* [Exercise requirements]
Restate each of the lines given below, word for word.

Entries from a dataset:
::::::
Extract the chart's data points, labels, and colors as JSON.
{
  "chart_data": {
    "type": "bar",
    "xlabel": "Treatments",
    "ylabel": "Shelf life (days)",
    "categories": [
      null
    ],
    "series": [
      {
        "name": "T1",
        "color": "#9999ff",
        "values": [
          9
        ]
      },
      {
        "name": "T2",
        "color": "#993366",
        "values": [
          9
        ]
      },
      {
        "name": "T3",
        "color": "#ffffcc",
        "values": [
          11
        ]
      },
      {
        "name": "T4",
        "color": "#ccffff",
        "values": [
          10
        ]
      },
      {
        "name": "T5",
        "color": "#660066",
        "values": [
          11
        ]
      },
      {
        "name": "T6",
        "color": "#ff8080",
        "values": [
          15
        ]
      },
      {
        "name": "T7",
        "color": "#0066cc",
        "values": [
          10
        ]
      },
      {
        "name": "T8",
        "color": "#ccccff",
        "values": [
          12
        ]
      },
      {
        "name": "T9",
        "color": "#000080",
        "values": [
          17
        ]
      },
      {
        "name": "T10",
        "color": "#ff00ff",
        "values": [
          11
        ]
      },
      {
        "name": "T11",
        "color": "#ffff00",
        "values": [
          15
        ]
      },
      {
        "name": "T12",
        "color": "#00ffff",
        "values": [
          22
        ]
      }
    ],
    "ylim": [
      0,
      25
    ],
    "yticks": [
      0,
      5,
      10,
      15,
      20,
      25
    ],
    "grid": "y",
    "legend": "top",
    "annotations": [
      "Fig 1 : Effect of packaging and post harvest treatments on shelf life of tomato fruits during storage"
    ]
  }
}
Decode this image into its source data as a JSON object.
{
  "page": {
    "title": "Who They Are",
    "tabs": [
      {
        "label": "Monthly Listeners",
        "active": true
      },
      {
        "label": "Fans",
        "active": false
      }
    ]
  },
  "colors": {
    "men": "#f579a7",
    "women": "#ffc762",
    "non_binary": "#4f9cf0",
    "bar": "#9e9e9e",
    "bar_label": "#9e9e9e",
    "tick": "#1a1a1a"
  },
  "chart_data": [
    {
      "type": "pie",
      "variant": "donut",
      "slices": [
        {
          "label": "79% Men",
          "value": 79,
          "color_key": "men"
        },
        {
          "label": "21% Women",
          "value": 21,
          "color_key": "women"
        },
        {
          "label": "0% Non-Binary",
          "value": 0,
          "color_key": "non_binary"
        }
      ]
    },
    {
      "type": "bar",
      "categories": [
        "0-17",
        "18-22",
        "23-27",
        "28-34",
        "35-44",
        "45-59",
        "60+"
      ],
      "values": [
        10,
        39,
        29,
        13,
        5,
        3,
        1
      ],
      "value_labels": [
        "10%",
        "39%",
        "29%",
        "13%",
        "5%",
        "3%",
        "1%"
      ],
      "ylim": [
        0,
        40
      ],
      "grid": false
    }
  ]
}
::::::
* [Answer for the task]
Extract the chart's data points, labels, and colors as JSON.
{
  "chart_data": {
    "type": "bar",
    "xlabel": "Treatments",
    "ylabel": "Shelf life (days)",
    "categories": [
      null
    ],
    "series": [
      {
        "name": "T1",
        "color": "#9999ff",
        "values": [
          9
        ]
      },
      {
        "name": "T2",
        "color": "#993366",
        "values": [
          9
        ]
      },
      {
        "name": "T3",
        "color": "#ffffcc",
        "values": [
          11
        ]
      },
      {
        "name": "T4",
        "color": "#ccffff",
        "values": [
          10
        ]
      },
      {
        "name": "T5",
        "color": "#660066",
        "values": [
          11
        ]
      },
      {
        "name": "T6",
        "color": "#ff8080",
        "values": [
          15
        ]
      },
      {
        "name": "T7",
        "color": "#0066cc",
        "values": [
          10
        ]
      },
      {
        "name": "T8",
        "color": "#ccccff",
        "values": [
          12
        ]
      },
      {
        "name": "T9",
        "color": "#000080",
        "values": [
          17
        ]
      },
      {
        "name": "T10",
        "color": "#ff00ff",
        "values": [
          11
        ]
      },
      {
        "name": "T11",
        "color": "#ffff00",
        "values": [
          15
        ]
      },
      {
        "name": "T12",
        "color": "#00ffff",
        "values": [
          22
        ]
      }
    ],
    "ylim": [
      0,
      25
    ],
    "yticks": [
      0,
      5,
      10,
      15,
      20,
      25
    ],
    "grid": "y",
    "legend": "top",
    "annotations": [
      "Fig 1 : Effect of packaging and post harvest treatments on shelf life of tomato fruits during storage"
    ]
  }
}
Decode this image into its source data as a JSON object.
{
  "page": {
    "title": "Who They Are",
    "tabs": [
      {
        "label": "Monthly Listeners",
        "active": true
      },
      {
        "label": "Fans",
        "active": false
      }
    ]
  },
  "colors": {
    "men": "#f579a7",
    "women": "#ffc762",
    "non_binary": "#4f9cf0",
    "bar": "#9e9e9e",
    "bar_label": "#9e9e9e",
    "tick": "#1a1a1a"
  },
  "chart_data": [
    {
      "type": "pie",
      "variant": "donut",
      "slices": [
        {
          "label": "79% Men",
          "value": 79,
          "color_key": "men"
        },
        {
          "label": "21% Women",
          "value": 21,
          "color_key": "women"
        },
        {
          "label": "0% Non-Binary",
          "value": 0,
          "color_key": "non_binary"
        }
      ]
    },
    {
      "type": "bar",
      "categories": [
        "0-17",
        "18-22",
        "23-27",
        "28-34",
        "35-44",
        "45-59",
        "60+"
      ],
      "values": [
        10,
        39,
        29,
        13,
        5,
        3,
        1
      ],
      "value_labels": [
        "10%",
        "39%",
        "29%",
        "13%",
        "5%",
        "3%",
        "1%"
      ],
      "ylim": [
        0,
        40
      ],
      "grid": false
    }
  ]
}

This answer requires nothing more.